I also love talking to the GENERAL PUBLIC. The last hours of Day 2 were so enjoyable that I was looking forward to the next morning.
The trains ran without a hitch although I found that there was a lot of dust in the air. I had to move my one-and-only track cleaning car from one circuit to another to keep the track polished. Fortunately, John Claudino, owner of Aztec Manufacturing, was somewhere in the train show. I decided to sneak off for 5 minutes and see if John had any Z-scale cleaners at his booth. It was more like 15 minutes later that I returned with the track cleaner. The bystanders at the layout were very interested in seeing the Aztec car in operation.
In the next two days I hoped to meet a) Micro-Trains, b) Märklin, c) Model Railroader and d) any other manufacturer or vendor of Z scale.
NTS Report, Day 3
When we last left our story we were heading into day 3 of the National Train Show adventure. The layout competition disaster had taken place, the dog was happily making new friends under the table, the HO and N scale enthusiasts had hunted down their BARGAINS and the First Wave of the GENERAL PUBLIC had rolled through the show.
I had plans to meet the Big Guys of Z, none other than the major players in American prototype manufacturing: Micro-Trains Line Company and Märklin USA Inc. I have a dream...a dream that one day Model Railroader will run an article about Z scale...the last one they printed dates back 11 years to the "Feather River Canyon" layout series.

● **List of tasks**:
A - According to the train show report, which layout series was the subject of the last Z scale article Model Railroader printed?
B - Write a continuation of the train show report, starting after its final sentence.

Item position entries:
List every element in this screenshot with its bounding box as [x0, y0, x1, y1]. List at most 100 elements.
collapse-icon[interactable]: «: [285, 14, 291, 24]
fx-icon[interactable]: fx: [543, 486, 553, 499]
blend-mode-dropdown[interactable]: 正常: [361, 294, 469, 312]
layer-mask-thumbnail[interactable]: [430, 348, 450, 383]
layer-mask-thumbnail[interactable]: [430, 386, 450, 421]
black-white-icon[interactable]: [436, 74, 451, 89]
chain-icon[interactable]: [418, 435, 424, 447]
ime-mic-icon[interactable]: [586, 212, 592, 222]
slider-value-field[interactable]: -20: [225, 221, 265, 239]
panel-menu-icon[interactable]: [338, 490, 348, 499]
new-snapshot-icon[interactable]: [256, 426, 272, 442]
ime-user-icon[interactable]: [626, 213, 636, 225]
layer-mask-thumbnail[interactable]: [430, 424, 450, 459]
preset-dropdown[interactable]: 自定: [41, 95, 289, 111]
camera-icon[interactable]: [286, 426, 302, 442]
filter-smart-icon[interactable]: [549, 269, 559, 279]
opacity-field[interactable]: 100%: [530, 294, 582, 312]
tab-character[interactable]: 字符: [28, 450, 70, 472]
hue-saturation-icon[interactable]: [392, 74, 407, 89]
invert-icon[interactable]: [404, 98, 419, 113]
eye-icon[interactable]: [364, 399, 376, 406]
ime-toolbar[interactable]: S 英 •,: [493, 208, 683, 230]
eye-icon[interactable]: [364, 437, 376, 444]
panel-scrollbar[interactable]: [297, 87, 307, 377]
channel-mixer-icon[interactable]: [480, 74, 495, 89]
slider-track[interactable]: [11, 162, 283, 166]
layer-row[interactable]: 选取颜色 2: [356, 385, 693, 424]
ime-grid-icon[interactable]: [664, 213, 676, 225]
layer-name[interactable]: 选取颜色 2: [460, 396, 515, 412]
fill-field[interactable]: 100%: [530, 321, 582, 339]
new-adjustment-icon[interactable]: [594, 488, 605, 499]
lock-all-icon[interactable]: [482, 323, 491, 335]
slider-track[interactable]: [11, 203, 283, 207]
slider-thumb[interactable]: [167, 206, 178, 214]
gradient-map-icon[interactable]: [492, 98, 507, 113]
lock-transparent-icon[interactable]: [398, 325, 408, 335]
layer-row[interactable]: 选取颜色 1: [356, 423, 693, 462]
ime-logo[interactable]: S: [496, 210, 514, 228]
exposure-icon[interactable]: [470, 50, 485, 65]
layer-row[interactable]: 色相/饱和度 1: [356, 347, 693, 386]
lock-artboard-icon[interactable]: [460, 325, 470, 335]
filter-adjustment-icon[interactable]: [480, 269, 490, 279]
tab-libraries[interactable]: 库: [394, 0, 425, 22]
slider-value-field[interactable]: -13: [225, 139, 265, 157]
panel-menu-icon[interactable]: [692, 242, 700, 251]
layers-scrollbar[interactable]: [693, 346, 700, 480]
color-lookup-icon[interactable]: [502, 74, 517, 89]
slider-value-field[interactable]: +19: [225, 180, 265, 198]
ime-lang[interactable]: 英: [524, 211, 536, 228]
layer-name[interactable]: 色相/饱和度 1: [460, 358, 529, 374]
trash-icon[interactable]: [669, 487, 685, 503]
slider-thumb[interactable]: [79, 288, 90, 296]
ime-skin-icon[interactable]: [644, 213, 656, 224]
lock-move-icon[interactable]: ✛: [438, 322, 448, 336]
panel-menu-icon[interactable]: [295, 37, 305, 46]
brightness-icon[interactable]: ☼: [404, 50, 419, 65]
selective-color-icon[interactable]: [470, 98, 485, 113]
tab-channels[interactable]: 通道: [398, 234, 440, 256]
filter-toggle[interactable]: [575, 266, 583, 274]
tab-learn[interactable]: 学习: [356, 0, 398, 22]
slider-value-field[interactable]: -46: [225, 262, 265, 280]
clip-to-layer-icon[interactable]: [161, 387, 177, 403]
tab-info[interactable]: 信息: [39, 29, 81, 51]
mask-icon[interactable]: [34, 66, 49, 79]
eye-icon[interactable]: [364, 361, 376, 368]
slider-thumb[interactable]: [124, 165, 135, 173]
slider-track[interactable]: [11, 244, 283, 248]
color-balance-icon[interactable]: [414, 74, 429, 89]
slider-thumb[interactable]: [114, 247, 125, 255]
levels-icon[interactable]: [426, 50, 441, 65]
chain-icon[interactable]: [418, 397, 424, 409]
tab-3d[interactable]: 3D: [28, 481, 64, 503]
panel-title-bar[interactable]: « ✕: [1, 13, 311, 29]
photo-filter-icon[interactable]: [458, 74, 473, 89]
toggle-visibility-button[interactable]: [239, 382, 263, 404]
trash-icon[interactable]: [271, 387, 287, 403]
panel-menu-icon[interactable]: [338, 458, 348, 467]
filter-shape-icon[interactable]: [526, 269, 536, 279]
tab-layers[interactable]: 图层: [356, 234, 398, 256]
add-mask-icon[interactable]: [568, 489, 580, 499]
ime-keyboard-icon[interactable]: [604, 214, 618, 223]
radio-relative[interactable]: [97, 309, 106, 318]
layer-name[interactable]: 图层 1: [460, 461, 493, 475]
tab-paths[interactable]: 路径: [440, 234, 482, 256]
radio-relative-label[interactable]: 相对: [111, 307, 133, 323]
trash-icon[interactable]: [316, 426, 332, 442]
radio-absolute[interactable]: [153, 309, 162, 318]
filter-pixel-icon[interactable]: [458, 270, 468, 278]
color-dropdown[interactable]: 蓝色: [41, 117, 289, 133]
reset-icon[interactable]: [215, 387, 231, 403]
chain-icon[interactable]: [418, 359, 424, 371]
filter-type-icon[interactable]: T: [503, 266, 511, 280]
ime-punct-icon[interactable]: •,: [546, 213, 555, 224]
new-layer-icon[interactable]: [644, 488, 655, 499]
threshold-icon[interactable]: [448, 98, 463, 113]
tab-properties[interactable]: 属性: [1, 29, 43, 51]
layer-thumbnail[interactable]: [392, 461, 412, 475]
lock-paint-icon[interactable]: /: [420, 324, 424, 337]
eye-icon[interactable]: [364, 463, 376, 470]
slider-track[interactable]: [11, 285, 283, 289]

● **Expected responses**:
A - The "Feather River Canyon" layout series.

B -
The GENERAL PUBLIC began arriving at 10 am. We had been in position since 9 am. That being the case, I had had time to make a quick run about the train show keeping a keen eye out for anything Z or of use there unto. I was happy to meet the folks at Aspen Model Inc. who were introducing a new line of Z and Nn3 steam locomotive conversion kits and assorted detail parts. The most impressive of all, for me at least, was the valve gear details for Z scale locos. I had a wonderful conversation with the boys from Aspen: Achim Buerklin representing Westmodel, Billy Dittmar representing Aspen Model Inc. and Klaus Bachman, the producer of the new products.
Further down the aisle I ran into a large Z-scale vendor, Robert Haney, the owner of Bob's Model Railroad Supplies. His stand was one of two offering Z scale and the only one exclusively offering Z! Well Bob had some mighty nice stuff, such as the new Miller Engineering Microstructures Z-scale drive-in theatre with the color LCD screen! There was no price tag? He also had a nice selection of Pennzee conversion kits selling for much more than yours truly would ever dream of paying! There were Märklin UP F7 A-B-A units, Micro-Trains cars and quite a good selection of Märklin accessories and track. I was especially interested in the Märklin Z yard lights. In fact I asked Bob how much discount he would give me if I purchased 5 at the show. His answer: "I never give discounts". My reply: "Too bad, I'll just make them myself."
To Bob's credit, he did come by the layout the next day and told me that it was one of the best he had ever seen. He took several pictures as well. I told him that I thought his prices were still too high!
When I got back to the Val Ease Central from my wanders around the show, I was greeted at the layout by Jeff Stimpson and Riley O'Conner from Märklin USA.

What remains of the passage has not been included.